Find the string "EBITDA" in the records. Copy every line it appears in.

#### DATASET RECORDS ####

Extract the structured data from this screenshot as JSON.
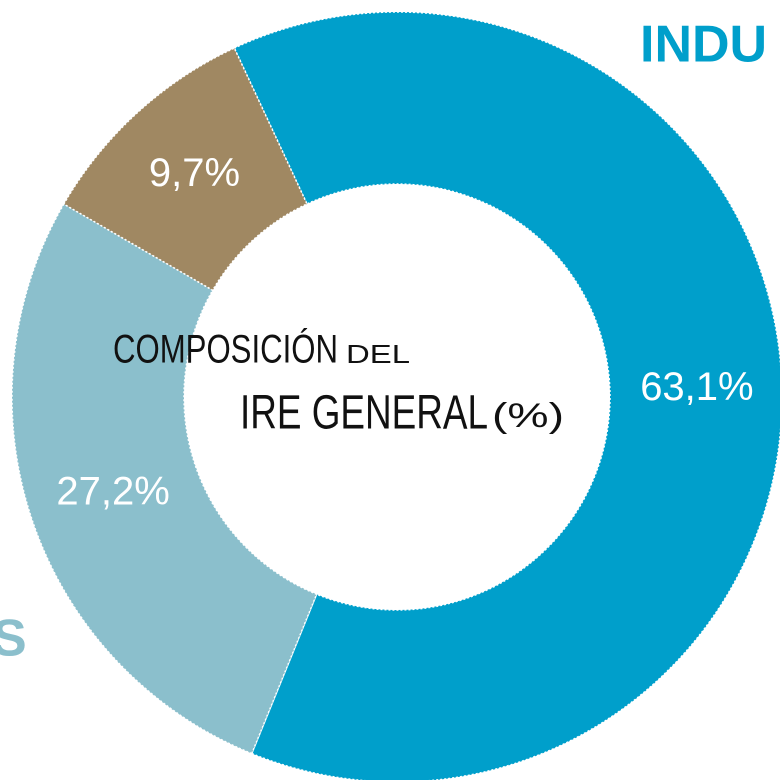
{
  "chart_data": {
    "type": "pie",
    "title": [
      "COMPOSICIÓN",
      "DEL",
      "IRE GENERAL",
      "(%)"
    ],
    "categories": [
      "INDU",
      "S",
      null
    ],
    "values": [
      63.1,
      27.2,
      9.7
    ],
    "value_labels": [
      "63,1%",
      "27,2%",
      "9,7%"
    ],
    "colors": [
      "#009fcb",
      "#8bbfcc",
      "#a08862"
    ],
    "donut": true
  }
}
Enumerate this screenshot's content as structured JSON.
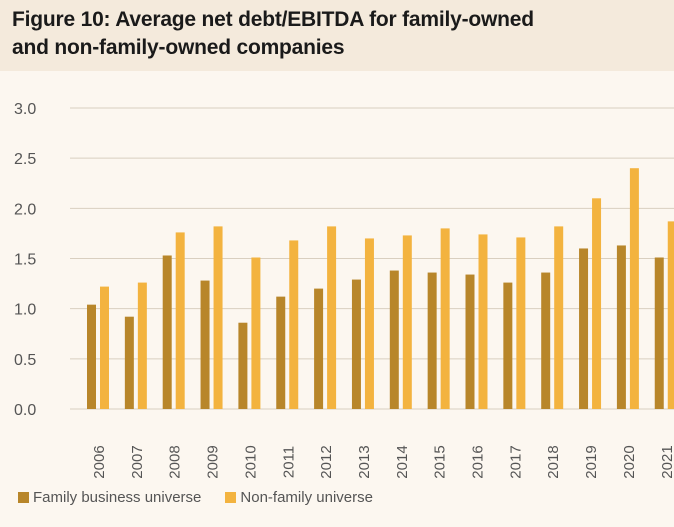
{
  "title_lines": [
    "Figure 10: Average net debt/EBITDA for family-owned",
    "and non-family-owned companies"
  ],
  "colors": {
    "family": "#b8862a",
    "non_family": "#f3b33f",
    "grid": "#d9cfc0",
    "axis_text": "#555555"
  },
  "chart_data": {
    "type": "bar",
    "title": "Figure 10: Average net debt/EBITDA for family-owned and non-family-owned companies",
    "categories": [
      "2006",
      "2007",
      "2008",
      "2009",
      "2010",
      "2011",
      "2012",
      "2013",
      "2014",
      "2015",
      "2016",
      "2017",
      "2018",
      "2019",
      "2020",
      "2021"
    ],
    "series": [
      {
        "name": "Family business universe",
        "values": [
          1.04,
          0.92,
          1.53,
          1.28,
          0.86,
          1.12,
          1.2,
          1.29,
          1.38,
          1.36,
          1.34,
          1.26,
          1.36,
          1.6,
          1.63,
          1.51
        ]
      },
      {
        "name": "Non-family universe",
        "values": [
          1.22,
          1.26,
          1.76,
          1.82,
          1.51,
          1.68,
          1.82,
          1.7,
          1.73,
          1.8,
          1.74,
          1.71,
          1.82,
          2.1,
          2.4,
          1.87
        ]
      }
    ],
    "y_ticks": [
      "0.0",
      "0.5",
      "1.0",
      "1.5",
      "2.0",
      "2.5",
      "3.0"
    ],
    "ylim": [
      0,
      3.0
    ],
    "grid": true,
    "legend_position": "bottom-left"
  }
}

####

IN RESPONSE –
    "Figure 10: Average net debt/EBITDA for family-owned",
    "title": "Figure 10: Average net debt/EBITDA for family-owned and non-family-owned companies",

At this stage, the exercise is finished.